[Figure record extracts]
________________
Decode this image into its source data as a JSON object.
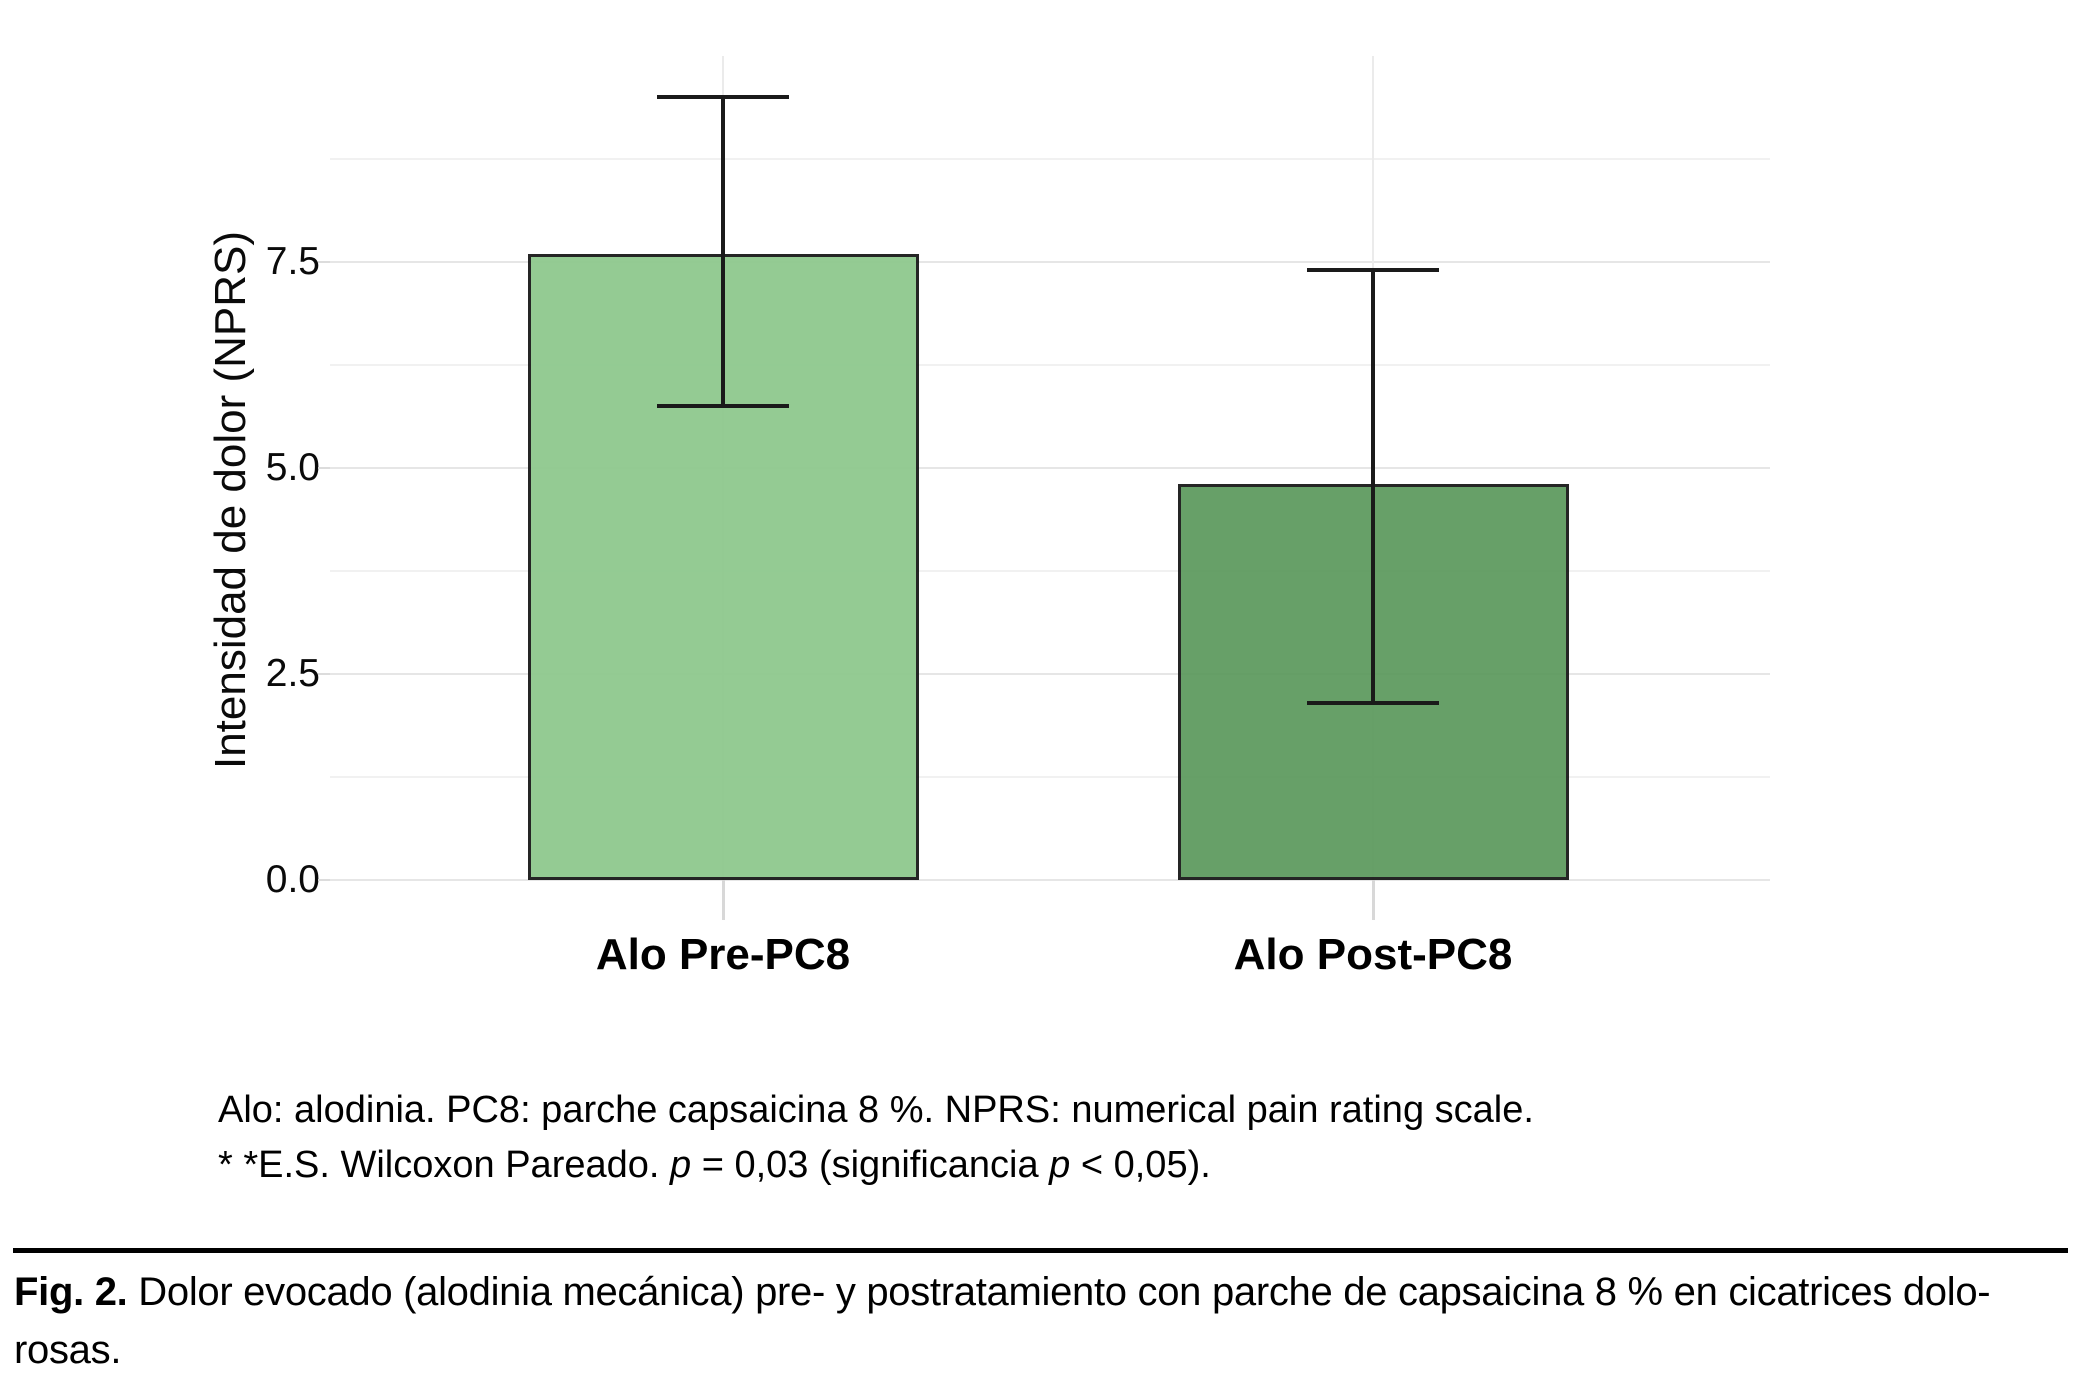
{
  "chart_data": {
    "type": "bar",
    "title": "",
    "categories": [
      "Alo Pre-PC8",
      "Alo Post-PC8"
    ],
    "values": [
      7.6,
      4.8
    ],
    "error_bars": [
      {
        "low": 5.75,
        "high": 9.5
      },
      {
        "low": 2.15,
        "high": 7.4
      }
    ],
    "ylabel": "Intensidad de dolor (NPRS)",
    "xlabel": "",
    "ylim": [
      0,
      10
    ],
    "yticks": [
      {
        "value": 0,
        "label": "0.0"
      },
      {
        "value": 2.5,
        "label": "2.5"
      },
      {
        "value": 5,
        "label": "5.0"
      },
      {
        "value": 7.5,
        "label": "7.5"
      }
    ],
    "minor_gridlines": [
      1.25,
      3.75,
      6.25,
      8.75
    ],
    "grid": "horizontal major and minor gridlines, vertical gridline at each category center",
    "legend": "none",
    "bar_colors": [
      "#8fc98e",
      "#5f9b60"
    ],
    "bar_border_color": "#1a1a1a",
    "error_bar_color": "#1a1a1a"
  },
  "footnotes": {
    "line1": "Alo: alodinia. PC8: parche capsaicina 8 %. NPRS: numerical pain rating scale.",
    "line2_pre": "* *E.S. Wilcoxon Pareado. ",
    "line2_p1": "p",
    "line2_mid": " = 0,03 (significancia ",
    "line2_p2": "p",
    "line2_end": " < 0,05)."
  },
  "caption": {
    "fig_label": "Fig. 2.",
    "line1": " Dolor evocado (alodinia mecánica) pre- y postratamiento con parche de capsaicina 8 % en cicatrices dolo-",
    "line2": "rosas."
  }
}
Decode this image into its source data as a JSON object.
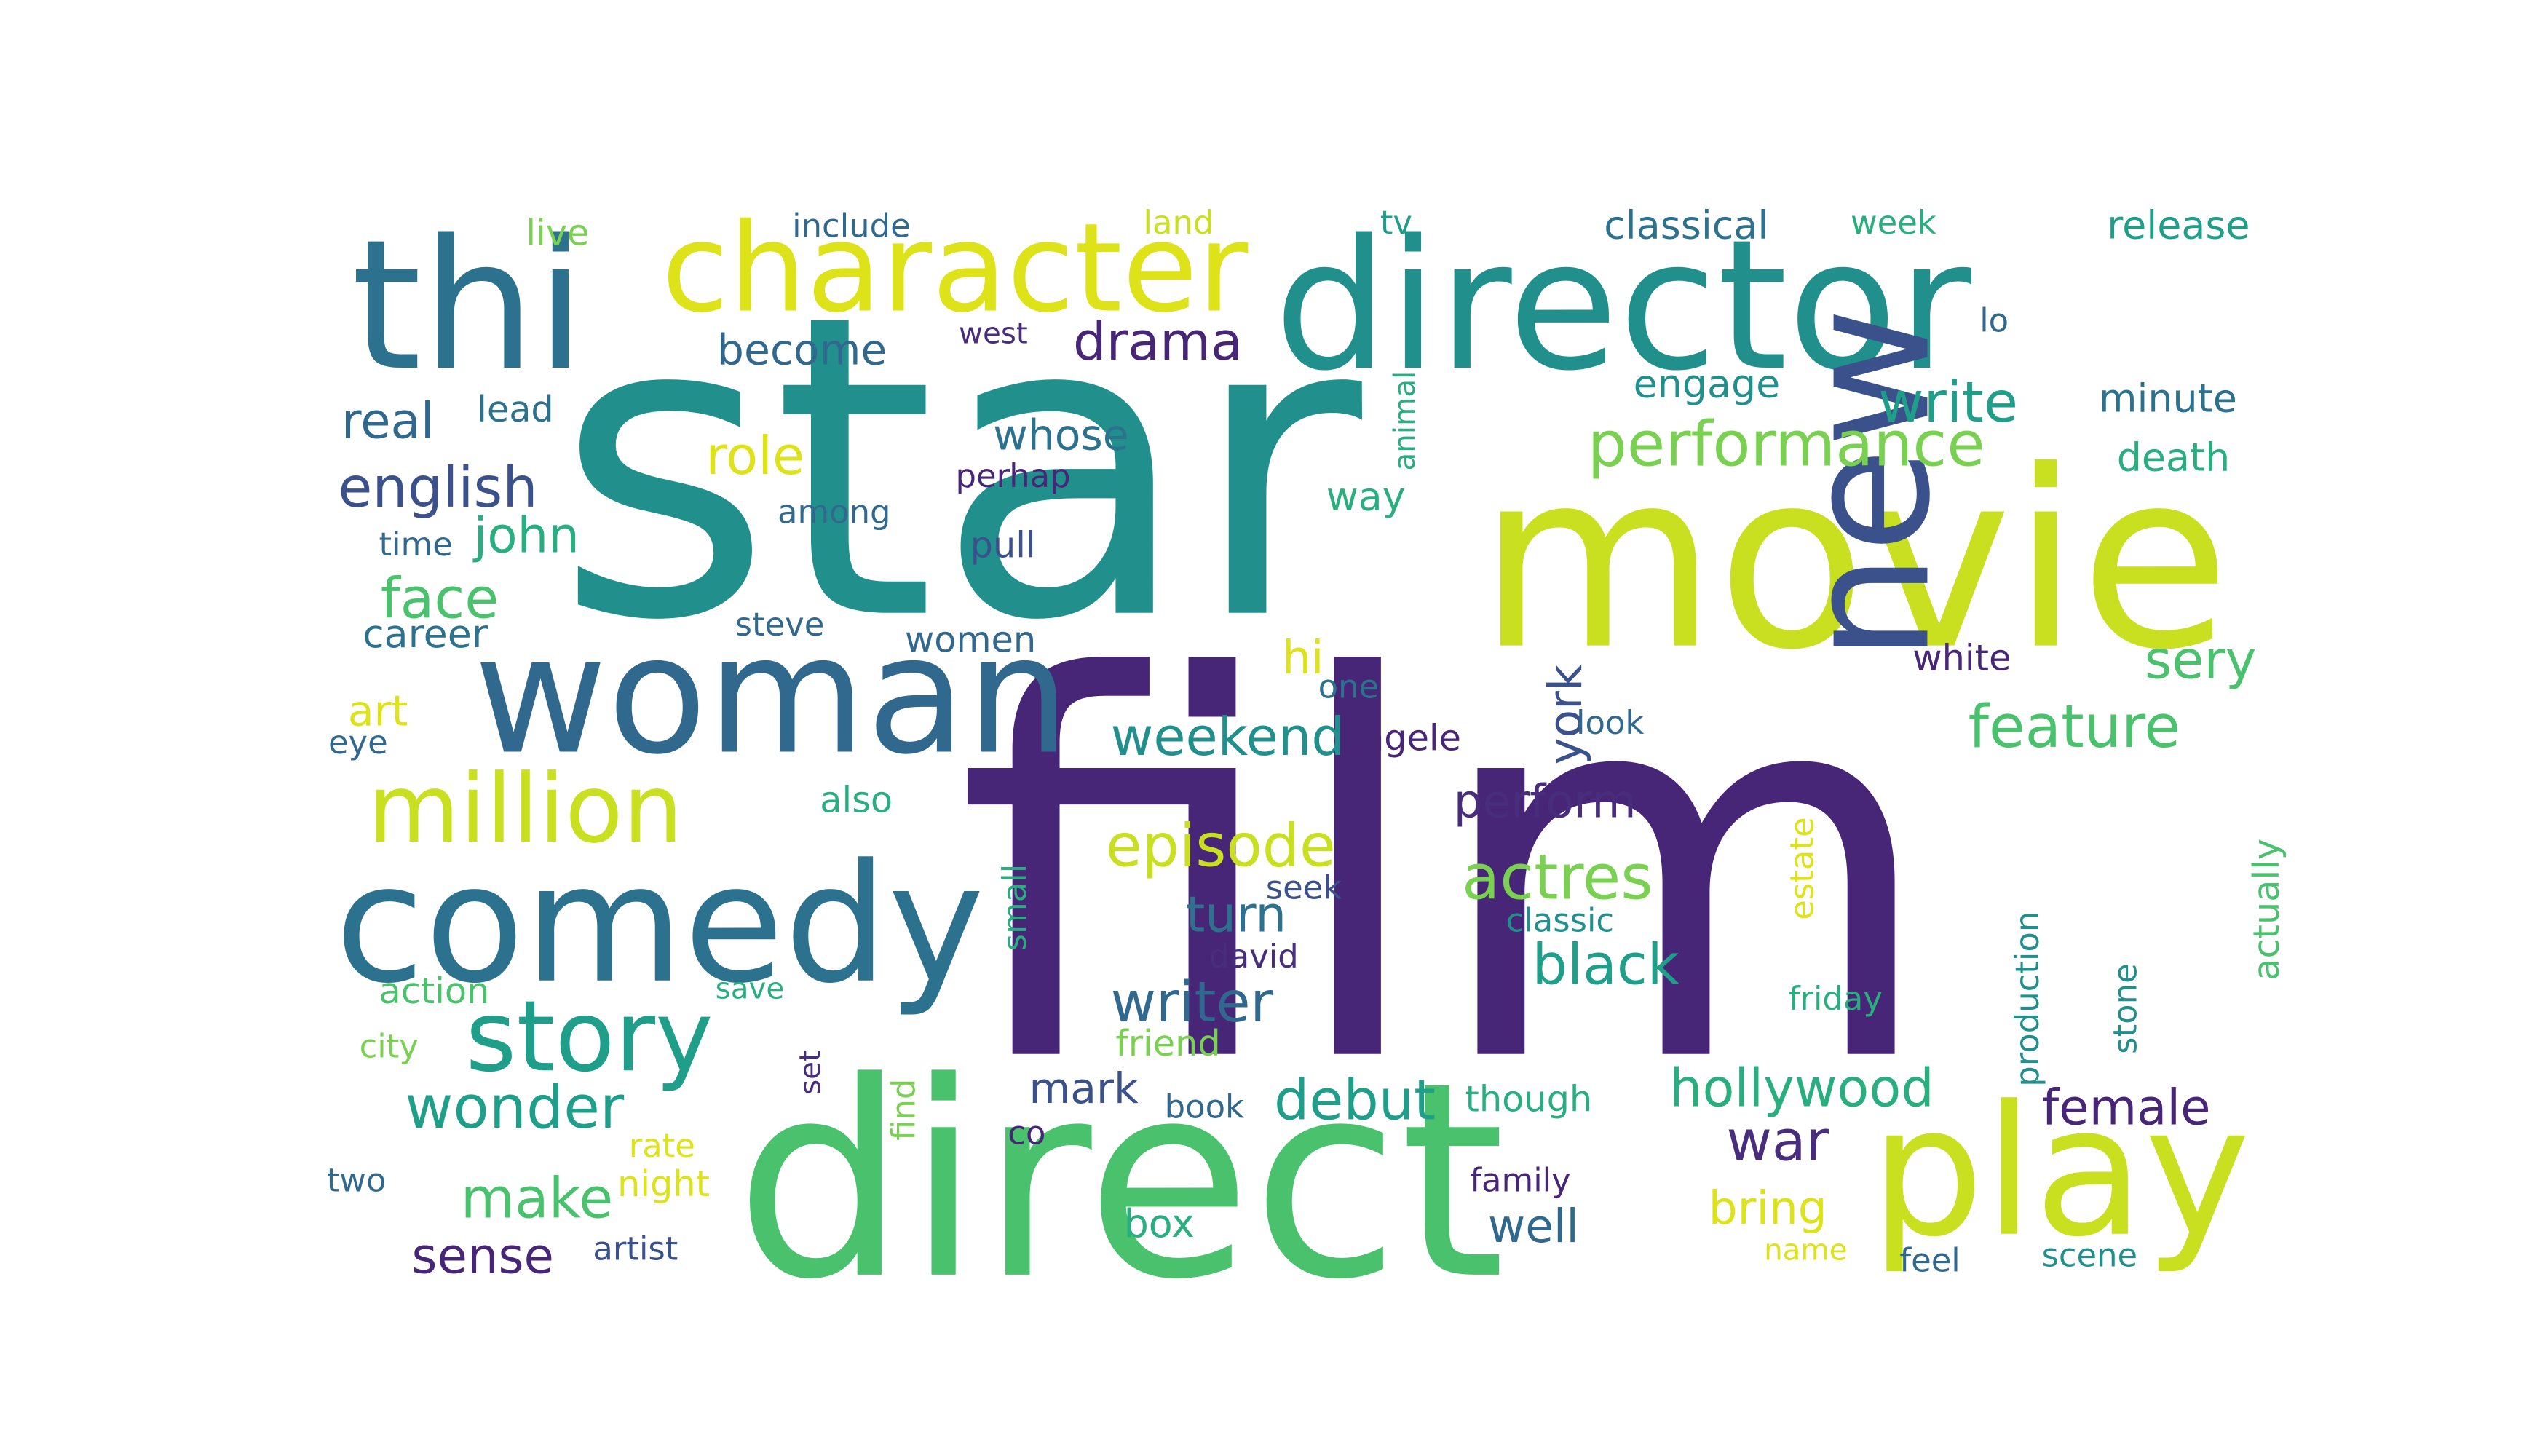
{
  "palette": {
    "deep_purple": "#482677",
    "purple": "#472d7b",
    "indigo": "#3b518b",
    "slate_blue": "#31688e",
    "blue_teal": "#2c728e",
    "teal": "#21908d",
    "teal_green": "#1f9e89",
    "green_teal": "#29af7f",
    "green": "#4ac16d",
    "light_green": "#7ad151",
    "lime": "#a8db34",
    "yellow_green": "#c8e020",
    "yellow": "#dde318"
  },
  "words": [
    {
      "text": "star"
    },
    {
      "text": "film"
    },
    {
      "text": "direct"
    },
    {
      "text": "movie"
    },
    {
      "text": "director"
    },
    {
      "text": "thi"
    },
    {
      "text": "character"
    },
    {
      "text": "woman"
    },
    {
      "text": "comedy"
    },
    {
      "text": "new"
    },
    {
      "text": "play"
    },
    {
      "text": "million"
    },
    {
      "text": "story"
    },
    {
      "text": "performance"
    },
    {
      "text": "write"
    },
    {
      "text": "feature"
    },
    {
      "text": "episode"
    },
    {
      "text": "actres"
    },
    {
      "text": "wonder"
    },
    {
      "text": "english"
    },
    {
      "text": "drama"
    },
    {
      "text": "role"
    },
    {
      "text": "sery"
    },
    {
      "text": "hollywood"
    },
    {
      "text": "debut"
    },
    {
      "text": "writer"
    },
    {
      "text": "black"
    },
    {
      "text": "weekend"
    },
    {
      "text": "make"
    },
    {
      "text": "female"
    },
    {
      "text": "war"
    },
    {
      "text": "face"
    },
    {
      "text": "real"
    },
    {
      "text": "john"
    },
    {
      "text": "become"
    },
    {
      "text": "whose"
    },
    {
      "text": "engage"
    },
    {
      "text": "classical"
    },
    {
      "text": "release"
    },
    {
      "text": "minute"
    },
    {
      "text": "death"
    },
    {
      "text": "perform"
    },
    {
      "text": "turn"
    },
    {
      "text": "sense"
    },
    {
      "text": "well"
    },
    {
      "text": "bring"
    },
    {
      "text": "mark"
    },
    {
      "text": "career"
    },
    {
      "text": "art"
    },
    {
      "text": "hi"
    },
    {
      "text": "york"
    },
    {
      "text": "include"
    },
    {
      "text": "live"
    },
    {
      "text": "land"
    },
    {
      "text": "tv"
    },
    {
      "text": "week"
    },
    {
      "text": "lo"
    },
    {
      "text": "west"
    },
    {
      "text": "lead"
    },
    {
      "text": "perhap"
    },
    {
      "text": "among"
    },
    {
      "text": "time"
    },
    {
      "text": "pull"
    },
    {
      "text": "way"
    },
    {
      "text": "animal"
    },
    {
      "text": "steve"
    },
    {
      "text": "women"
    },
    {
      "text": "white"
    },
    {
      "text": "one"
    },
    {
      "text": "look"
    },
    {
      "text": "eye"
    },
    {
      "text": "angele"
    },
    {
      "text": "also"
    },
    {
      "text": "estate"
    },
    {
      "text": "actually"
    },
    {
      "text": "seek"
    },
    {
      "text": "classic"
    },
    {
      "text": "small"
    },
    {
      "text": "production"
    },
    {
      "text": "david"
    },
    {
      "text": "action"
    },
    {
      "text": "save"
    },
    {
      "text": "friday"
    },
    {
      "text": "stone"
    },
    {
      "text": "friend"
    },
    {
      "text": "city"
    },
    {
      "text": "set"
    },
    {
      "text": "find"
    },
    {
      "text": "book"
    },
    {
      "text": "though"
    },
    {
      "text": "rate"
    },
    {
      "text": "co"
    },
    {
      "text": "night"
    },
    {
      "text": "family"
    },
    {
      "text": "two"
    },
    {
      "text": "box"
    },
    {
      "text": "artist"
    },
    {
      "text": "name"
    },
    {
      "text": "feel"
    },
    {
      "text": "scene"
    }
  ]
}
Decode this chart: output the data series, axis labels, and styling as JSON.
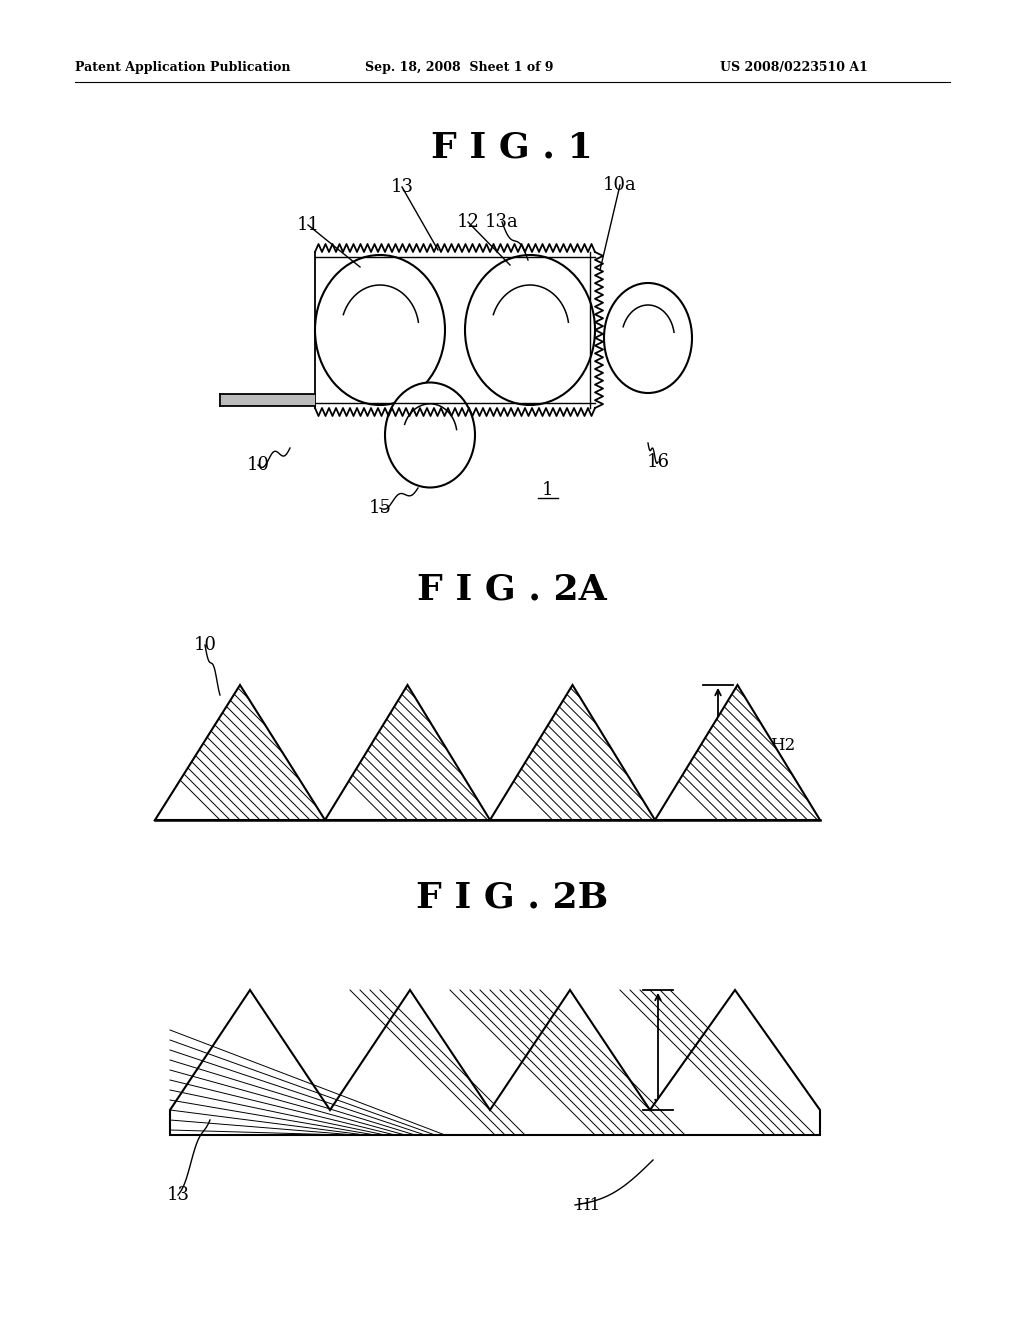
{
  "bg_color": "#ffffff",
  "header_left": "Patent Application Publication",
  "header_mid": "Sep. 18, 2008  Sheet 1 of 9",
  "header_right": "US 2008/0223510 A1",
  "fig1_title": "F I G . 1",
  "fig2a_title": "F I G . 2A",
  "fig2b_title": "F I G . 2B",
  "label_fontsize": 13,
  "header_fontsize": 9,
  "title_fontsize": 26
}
________________
• Requirement:
Locate the word "parche" in the data above. Copy every line carrying it.

• The reply:
    "line1": "Alo: alodinia. PC8: parche capsaicina 8 %. NPRS: numerical pain rating scale.",
    "line1": " Dolor evocado (alodinia mecánica) pre- y postratamiento con parche de capsaicina 8 % en cicatrices dolo-",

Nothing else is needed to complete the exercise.